> _RECORDS FOR THIS TASK_

[Start]

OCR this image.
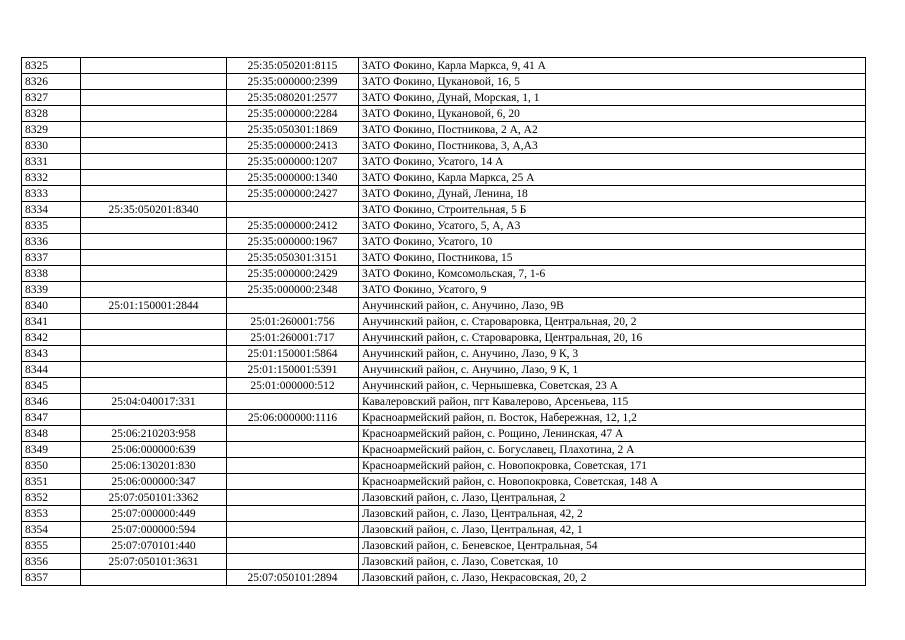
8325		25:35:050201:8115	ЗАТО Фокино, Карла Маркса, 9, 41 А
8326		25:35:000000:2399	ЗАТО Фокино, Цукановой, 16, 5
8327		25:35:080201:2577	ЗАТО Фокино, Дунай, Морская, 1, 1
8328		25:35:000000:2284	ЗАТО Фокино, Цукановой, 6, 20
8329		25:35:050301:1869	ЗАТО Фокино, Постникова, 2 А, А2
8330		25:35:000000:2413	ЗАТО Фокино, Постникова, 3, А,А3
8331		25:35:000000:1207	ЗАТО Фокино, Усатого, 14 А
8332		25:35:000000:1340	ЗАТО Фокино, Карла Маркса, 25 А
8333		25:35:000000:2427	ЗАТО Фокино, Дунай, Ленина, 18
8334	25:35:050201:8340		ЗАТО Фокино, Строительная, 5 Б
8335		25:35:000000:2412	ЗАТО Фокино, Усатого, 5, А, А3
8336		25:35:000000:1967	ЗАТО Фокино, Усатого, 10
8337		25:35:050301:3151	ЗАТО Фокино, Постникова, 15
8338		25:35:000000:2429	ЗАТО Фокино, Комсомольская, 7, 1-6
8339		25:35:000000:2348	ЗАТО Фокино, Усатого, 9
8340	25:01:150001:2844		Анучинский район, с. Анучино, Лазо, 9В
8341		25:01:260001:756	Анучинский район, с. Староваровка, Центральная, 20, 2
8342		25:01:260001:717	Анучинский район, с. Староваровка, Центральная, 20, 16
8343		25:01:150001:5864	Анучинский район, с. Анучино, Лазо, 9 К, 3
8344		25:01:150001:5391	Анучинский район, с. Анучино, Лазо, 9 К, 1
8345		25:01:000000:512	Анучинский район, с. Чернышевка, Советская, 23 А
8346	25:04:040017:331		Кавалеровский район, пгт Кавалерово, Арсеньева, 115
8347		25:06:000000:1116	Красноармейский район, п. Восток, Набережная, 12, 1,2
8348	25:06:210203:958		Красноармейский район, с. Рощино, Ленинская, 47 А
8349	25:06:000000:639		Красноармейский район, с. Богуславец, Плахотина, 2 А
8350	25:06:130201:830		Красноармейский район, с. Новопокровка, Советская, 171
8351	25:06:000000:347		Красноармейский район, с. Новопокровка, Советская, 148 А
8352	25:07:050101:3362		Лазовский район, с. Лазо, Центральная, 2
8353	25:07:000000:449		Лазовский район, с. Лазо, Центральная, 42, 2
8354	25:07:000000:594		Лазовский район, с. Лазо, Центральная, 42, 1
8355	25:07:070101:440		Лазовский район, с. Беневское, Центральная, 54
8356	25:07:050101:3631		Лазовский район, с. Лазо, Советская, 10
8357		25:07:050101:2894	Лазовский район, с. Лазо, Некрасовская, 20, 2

[End]

> _WHAT NEEDS TO BE DONE_
All records above are to be printed exactly, minus the pictures they contain.

> _WRITTEN RESPONSE_
OCR this image.
8325		25:35:050201:8115	ЗАТО Фокино, Карла Маркса, 9, 41 А
8326		25:35:000000:2399	ЗАТО Фокино, Цукановой, 16, 5
8327		25:35:080201:2577	ЗАТО Фокино, Дунай, Морская, 1, 1
8328		25:35:000000:2284	ЗАТО Фокино, Цукановой, 6, 20
8329		25:35:050301:1869	ЗАТО Фокино, Постникова, 2 А, А2
8330		25:35:000000:2413	ЗАТО Фокино, Постникова, 3, А,А3
8331		25:35:000000:1207	ЗАТО Фокино, Усатого, 14 А
8332		25:35:000000:1340	ЗАТО Фокино, Карла Маркса, 25 А
8333		25:35:000000:2427	ЗАТО Фокино, Дунай, Ленина, 18
8334	25:35:050201:8340		ЗАТО Фокино, Строительная, 5 Б
8335		25:35:000000:2412	ЗАТО Фокино, Усатого, 5, А, А3
8336		25:35:000000:1967	ЗАТО Фокино, Усатого, 10
8337		25:35:050301:3151	ЗАТО Фокино, Постникова, 15
8338		25:35:000000:2429	ЗАТО Фокино, Комсомольская, 7, 1-6
8339		25:35:000000:2348	ЗАТО Фокино, Усатого, 9
8340	25:01:150001:2844		Анучинский район, с. Анучино, Лазо, 9В
8341		25:01:260001:756	Анучинский район, с. Староваровка, Центральная, 20, 2
8342		25:01:260001:717	Анучинский район, с. Староваровка, Центральная, 20, 16
8343		25:01:150001:5864	Анучинский район, с. Анучино, Лазо, 9 К, 3
8344		25:01:150001:5391	Анучинский район, с. Анучино, Лазо, 9 К, 1
8345		25:01:000000:512	Анучинский район, с. Чернышевка, Советская, 23 А
8346	25:04:040017:331		Кавалеровский район, пгт Кавалерово, Арсеньева, 115
8347		25:06:000000:1116	Красноармейский район, п. Восток, Набережная, 12, 1,2
8348	25:06:210203:958		Красноармейский район, с. Рощино, Ленинская, 47 А
8349	25:06:000000:639		Красноармейский район, с. Богуславец, Плахотина, 2 А
8350	25:06:130201:830		Красноармейский район, с. Новопокровка, Советская, 171
8351	25:06:000000:347		Красноармейский район, с. Новопокровка, Советская, 148 А
8352	25:07:050101:3362		Лазовский район, с. Лазо, Центральная, 2
8353	25:07:000000:449		Лазовский район, с. Лазо, Центральная, 42, 2
8354	25:07:000000:594		Лазовский район, с. Лазо, Центральная, 42, 1
8355	25:07:070101:440		Лазовский район, с. Беневское, Центральная, 54
8356	25:07:050101:3631		Лазовский район, с. Лазо, Советская, 10
8357		25:07:050101:2894	Лазовский район, с. Лазо, Некрасовская, 20, 2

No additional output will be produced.